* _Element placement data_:
______
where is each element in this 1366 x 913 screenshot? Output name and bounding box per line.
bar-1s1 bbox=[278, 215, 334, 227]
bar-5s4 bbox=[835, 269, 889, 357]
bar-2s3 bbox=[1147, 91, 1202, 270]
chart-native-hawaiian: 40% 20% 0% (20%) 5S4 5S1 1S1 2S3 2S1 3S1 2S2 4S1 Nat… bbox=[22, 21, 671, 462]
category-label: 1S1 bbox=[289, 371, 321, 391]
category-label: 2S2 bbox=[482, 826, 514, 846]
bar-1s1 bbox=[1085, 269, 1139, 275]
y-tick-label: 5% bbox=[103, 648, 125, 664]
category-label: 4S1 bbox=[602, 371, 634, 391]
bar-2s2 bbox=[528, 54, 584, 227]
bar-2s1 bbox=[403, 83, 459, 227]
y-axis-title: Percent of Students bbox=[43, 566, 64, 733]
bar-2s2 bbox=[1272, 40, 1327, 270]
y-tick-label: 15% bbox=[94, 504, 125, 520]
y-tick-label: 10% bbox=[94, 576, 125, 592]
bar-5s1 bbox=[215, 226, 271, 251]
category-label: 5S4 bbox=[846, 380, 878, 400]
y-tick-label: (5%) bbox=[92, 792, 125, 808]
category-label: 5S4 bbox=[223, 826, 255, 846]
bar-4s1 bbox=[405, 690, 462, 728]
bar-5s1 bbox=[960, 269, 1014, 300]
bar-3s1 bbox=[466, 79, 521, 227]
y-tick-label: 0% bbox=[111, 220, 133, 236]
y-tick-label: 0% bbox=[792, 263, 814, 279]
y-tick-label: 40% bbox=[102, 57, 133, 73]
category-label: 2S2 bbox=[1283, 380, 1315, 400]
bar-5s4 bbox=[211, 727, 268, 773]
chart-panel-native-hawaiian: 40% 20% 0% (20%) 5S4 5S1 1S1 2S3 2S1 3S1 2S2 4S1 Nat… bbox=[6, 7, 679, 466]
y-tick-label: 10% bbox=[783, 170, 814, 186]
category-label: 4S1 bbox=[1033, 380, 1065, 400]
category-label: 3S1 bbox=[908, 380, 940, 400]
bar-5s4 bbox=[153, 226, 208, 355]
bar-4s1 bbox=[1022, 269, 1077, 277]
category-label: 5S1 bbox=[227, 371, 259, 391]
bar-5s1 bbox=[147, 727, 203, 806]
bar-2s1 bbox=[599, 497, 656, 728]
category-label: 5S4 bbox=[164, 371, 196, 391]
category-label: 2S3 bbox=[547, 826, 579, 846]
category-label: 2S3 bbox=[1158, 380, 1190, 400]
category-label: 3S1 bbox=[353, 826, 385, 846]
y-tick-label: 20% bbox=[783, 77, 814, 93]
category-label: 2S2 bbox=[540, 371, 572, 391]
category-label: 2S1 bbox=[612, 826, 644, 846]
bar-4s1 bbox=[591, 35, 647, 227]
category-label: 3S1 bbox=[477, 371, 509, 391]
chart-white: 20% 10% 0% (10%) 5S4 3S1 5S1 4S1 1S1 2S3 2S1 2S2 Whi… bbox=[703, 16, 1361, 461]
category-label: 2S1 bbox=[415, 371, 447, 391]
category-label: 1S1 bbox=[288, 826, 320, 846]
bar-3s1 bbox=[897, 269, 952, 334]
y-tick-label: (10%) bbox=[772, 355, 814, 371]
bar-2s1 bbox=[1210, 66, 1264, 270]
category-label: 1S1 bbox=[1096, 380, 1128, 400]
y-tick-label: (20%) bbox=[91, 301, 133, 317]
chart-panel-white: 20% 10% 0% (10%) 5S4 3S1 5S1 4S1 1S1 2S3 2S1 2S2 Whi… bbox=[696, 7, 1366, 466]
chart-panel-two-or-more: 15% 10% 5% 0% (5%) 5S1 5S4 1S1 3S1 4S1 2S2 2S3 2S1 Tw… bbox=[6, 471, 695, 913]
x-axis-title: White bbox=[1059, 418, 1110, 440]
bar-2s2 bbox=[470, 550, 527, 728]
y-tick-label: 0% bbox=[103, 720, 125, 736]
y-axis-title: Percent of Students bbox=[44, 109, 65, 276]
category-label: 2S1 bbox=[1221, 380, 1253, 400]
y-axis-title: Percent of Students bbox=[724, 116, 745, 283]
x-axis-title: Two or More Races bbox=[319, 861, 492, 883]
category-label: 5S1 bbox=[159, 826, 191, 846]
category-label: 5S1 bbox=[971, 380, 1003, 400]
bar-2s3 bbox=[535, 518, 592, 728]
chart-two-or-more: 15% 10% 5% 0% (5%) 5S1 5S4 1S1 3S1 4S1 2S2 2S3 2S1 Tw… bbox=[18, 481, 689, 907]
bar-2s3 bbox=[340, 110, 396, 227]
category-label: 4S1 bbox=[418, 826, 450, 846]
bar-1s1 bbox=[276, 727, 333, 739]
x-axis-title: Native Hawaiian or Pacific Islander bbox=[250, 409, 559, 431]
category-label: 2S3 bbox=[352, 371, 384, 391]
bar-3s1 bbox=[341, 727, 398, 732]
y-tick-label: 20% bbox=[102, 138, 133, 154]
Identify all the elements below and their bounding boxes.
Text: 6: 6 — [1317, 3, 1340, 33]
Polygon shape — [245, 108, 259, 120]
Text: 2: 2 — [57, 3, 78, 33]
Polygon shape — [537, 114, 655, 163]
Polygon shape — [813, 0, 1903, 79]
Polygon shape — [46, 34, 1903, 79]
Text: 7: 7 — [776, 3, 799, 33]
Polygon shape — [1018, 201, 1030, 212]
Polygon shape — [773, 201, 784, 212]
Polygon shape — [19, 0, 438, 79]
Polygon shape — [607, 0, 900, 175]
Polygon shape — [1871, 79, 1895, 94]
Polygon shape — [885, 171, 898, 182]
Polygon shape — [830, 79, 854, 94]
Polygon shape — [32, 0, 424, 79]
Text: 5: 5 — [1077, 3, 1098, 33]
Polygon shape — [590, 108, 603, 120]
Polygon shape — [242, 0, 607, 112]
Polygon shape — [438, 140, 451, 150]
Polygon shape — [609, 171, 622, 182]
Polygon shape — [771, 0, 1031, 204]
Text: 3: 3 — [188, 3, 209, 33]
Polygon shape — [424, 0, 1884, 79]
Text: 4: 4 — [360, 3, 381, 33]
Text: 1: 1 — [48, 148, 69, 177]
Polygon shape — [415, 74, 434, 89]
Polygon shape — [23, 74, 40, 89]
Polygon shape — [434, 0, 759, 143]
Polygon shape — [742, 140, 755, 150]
______
* _Task_: Which lines of the listing above contain the string "Text"? Report each of them in full, treating uppercase and lowercase letters as distinct.

* _The answer_:
Text: 6: 6 — [1317, 3, 1340, 33]
Text: 2: 2 — [57, 3, 78, 33]
Text: 7: 7 — [776, 3, 799, 33]
Text: 5: 5 — [1077, 3, 1098, 33]
Text: 3: 3 — [188, 3, 209, 33]
Text: 4: 4 — [360, 3, 381, 33]
Text: 1: 1 — [48, 148, 69, 177]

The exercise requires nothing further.